:: Page text ::

The CloudExplorer Lite missing permissions check

Vulnerability

CloudExplorer Lite prior to version 1.1.0 fails to enforce organization and workspace permissions on the server side [1]. Although the user interface restricts visibility and selection, the backend does not validate whether a user belongs to a given organization when processing profile update requests. This allows a user to modify their own profile and choose any organization ID, regardless of their actual membership. The affected versions are all releases up to and including 1.0.2 [1].

Exploitation

An attacker must be an authenticated user with a valid account on a CloudExplorer Lite instance [1]. The attacker intercepts the HTTP request sent when updating their profile (e.g., changing their organization) using a tool such as Burp Suite. They replace the legitimate organization ID in the request with the ID of any other organization they wish to join. The server accepts the modified request without verifying the attacker's permission to select that organization, resulting in successful assignment to the target organization [1].

:::
:: Information given ::

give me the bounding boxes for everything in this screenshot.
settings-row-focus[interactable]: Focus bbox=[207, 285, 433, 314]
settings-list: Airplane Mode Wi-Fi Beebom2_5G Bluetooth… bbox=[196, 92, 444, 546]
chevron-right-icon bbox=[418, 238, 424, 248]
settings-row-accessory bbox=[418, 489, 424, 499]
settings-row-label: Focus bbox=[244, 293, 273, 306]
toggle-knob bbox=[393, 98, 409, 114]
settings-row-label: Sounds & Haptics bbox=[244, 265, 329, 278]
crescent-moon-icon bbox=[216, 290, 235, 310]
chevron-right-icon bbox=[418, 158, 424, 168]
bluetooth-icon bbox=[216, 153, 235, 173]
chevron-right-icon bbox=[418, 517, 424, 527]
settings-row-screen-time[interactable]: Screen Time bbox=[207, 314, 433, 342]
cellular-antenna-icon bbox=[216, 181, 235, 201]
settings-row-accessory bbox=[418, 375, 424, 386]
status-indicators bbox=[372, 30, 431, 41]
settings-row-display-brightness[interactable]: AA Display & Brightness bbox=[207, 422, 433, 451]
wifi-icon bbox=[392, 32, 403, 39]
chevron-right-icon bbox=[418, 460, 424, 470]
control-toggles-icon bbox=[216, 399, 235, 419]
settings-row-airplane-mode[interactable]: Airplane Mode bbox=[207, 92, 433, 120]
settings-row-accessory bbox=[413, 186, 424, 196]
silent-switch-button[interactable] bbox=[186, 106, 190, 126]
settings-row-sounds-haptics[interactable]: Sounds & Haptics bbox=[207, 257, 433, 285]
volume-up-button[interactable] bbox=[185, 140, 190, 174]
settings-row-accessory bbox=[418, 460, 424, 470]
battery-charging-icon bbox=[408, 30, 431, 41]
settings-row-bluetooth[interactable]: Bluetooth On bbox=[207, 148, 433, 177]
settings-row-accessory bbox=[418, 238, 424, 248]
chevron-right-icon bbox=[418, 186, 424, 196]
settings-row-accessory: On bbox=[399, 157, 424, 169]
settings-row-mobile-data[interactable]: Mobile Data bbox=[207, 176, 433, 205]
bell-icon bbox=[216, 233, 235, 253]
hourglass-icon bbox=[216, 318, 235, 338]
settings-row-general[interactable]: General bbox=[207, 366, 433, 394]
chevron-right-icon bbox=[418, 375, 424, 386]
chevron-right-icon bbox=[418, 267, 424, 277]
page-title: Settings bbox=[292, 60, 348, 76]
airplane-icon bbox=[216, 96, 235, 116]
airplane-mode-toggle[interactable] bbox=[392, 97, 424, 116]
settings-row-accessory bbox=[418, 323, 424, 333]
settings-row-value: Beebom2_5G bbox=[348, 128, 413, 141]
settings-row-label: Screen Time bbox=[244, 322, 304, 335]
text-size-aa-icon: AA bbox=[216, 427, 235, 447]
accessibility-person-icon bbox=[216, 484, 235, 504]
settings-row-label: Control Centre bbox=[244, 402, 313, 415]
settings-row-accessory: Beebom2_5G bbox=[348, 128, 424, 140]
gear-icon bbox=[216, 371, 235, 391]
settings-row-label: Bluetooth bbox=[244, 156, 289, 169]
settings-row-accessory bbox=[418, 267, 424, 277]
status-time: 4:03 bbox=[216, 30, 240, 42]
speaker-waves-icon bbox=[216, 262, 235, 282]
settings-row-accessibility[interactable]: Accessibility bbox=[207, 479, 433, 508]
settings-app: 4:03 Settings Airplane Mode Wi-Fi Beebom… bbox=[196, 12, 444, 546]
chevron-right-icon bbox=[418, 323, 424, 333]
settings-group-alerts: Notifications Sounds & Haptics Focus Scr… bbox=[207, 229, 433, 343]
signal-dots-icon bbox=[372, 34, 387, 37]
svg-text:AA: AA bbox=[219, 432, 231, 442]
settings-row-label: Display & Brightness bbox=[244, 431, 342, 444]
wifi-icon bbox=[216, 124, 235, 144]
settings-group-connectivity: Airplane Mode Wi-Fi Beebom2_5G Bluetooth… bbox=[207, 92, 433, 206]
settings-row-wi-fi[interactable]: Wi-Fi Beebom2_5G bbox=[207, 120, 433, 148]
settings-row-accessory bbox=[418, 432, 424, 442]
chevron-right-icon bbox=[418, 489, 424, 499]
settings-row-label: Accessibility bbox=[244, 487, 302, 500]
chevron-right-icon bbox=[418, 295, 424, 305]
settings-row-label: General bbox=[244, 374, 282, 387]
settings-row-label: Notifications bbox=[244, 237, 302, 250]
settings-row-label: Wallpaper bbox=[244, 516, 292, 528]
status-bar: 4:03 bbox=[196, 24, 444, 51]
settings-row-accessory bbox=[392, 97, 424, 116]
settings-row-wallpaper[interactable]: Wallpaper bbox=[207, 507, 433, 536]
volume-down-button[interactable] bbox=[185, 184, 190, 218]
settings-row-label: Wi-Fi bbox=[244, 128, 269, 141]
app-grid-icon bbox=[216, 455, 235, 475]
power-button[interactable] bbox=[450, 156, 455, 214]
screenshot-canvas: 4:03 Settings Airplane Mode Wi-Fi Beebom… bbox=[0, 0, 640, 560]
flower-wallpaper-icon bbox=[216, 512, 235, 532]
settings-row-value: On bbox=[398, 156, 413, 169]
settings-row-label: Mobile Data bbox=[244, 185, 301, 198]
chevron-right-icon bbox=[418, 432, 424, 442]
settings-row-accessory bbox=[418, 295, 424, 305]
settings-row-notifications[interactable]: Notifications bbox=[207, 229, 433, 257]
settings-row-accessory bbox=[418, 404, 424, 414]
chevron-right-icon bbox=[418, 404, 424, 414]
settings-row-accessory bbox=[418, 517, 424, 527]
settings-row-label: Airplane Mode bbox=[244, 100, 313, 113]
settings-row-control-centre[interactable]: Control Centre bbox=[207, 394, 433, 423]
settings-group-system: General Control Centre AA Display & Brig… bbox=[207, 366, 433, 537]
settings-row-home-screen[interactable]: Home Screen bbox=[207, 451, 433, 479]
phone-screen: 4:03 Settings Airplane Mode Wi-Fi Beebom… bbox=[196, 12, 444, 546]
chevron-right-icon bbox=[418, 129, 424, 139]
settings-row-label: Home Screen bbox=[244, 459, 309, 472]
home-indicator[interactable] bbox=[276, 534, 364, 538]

:::

Exercise details: Continue the text on the CloudExplorer Lite missing permissions check from the point where it stops.

Answer space:
Impact

By exploiting this vulnerability, an attacker can arbitrarily add themselves to any organization or workspace within the CloudExplorer Lite deployment [1]. Depending on the permissions granted to members of that organization, the attacker may gain access to sensitive resources, modify configurations, or perform actions that should be restricted. The impact includes unauthorized information disclosure and potential privilege escalation within the affected organizations.

Mitigation

The vulnerability is fixed in CloudExplorer Lite version 1.1.0 [1]. Users are strongly advised to upgrade immediately, as there is no known workaround [1]. The repository has been archived and is now read-only [1]; however, the fix remains available in the v1.1.0 release.